■ Supplied material:
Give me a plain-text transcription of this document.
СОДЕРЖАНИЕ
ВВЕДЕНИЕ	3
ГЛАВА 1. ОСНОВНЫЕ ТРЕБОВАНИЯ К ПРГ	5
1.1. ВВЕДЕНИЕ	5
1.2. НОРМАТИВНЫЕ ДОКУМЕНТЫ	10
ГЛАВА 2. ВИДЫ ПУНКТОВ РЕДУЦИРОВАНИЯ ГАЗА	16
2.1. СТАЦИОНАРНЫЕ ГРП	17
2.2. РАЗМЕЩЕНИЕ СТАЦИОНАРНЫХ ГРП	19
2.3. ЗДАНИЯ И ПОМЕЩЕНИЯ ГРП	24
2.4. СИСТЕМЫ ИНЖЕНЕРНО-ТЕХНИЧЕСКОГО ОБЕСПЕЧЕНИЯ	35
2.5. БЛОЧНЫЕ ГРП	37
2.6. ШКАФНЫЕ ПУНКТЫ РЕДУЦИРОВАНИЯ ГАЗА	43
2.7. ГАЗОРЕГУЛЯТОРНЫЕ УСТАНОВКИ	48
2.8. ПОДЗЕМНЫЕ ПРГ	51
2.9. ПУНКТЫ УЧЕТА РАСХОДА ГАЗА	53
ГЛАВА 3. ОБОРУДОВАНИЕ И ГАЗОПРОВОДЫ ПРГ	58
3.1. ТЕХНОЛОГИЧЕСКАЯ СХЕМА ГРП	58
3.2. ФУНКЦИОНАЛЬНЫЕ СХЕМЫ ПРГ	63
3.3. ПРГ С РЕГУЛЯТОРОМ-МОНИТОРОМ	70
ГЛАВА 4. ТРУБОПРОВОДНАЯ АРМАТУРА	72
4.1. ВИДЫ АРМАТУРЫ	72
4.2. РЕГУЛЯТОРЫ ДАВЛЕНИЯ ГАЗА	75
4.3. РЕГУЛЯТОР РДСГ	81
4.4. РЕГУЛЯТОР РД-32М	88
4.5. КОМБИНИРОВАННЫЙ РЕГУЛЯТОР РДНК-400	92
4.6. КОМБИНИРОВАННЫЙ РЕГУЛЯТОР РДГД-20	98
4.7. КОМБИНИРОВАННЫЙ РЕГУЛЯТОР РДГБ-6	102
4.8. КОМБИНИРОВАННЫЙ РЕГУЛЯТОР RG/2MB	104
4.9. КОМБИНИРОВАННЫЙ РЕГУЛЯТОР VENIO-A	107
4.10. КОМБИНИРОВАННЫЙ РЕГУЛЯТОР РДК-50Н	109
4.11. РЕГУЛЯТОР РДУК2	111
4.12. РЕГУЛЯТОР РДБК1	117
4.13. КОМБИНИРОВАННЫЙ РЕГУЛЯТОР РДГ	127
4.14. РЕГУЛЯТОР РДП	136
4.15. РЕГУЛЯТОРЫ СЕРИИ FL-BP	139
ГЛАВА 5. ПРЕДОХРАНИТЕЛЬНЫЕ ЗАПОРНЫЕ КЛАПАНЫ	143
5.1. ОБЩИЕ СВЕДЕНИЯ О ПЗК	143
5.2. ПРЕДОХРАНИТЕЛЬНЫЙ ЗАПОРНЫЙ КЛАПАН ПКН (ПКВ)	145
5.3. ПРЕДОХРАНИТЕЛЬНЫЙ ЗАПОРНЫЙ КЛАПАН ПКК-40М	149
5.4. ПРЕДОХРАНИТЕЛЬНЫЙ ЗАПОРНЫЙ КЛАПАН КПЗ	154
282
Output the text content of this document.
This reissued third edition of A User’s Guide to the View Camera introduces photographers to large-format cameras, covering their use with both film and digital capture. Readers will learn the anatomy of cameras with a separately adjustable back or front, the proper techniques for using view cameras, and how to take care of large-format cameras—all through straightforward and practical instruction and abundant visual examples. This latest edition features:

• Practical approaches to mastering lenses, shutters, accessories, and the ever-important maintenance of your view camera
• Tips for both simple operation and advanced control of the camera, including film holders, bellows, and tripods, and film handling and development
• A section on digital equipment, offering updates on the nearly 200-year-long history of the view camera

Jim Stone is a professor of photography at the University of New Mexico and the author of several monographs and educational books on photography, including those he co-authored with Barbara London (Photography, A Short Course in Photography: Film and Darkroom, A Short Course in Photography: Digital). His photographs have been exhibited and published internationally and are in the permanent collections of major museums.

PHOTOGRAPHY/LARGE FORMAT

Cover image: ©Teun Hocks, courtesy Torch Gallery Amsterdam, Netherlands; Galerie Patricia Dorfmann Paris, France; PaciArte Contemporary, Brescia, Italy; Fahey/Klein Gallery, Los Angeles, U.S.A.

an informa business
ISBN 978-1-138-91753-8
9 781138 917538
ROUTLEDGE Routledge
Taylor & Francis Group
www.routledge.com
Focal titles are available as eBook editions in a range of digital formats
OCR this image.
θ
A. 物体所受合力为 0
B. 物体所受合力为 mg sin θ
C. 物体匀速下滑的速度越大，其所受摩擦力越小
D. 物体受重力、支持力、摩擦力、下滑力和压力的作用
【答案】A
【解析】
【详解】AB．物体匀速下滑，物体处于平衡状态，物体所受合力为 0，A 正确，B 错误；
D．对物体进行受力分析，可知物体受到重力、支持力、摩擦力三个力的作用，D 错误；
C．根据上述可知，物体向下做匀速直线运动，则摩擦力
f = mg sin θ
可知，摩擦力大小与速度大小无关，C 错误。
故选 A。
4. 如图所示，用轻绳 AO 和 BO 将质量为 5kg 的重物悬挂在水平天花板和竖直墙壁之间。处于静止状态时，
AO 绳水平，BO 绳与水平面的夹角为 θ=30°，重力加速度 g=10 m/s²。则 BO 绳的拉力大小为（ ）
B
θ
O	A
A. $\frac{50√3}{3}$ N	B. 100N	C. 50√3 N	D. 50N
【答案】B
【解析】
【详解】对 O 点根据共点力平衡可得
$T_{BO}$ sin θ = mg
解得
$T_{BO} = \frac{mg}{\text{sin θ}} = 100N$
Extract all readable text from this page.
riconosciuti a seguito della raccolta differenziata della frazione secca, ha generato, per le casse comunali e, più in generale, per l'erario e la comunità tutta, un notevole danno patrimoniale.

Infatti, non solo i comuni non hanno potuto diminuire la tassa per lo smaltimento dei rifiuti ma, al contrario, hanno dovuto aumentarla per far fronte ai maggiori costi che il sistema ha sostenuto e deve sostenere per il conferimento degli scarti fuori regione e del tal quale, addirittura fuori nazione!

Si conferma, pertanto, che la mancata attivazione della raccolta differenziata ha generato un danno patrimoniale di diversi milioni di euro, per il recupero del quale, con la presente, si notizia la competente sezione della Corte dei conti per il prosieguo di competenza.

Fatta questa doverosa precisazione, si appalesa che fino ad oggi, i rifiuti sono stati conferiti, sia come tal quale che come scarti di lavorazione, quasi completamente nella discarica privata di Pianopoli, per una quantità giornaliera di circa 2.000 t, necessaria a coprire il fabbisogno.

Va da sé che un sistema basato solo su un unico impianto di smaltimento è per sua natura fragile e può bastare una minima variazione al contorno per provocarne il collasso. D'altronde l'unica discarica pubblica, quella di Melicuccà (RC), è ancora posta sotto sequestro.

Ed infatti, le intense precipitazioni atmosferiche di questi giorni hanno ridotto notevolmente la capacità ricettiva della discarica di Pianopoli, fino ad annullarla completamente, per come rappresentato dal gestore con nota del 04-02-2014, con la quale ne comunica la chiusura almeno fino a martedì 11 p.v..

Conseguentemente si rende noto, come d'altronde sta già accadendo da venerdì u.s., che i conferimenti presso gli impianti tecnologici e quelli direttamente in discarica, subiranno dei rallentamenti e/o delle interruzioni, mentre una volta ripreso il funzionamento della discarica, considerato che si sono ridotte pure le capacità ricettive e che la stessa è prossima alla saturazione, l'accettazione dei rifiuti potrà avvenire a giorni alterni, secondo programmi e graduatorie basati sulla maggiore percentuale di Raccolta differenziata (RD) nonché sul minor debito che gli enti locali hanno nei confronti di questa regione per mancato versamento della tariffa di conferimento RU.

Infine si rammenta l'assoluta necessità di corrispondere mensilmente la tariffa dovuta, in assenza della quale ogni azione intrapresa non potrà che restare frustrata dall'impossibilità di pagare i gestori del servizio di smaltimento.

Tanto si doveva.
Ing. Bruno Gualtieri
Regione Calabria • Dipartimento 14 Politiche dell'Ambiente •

■ What is expected: Find each line in the records holding the string "КОМБИНИРОВАННЫЙ" and show it.

■ Task result:
4.5. КОМБИНИРОВАННЫЙ РЕГУЛЯТОР РДНК-400	92
4.6. КОМБИНИРОВАННЫЙ РЕГУЛЯТОР РДГД-20	98
4.7. КОМБИНИРОВАННЫЙ РЕГУЛЯТОР РДГБ-6	102
4.8. КОМБИНИРОВАННЫЙ РЕГУЛЯТОР RG/2MB	104
4.9. КОМБИНИРОВАННЫЙ РЕГУЛЯТОР VENIO-A	107
4.10. КОМБИНИРОВАННЫЙ РЕГУЛЯТОР РДК-50Н	109
4.13. КОМБИНИРОВАННЫЙ РЕГУЛЯТОР РДГ	127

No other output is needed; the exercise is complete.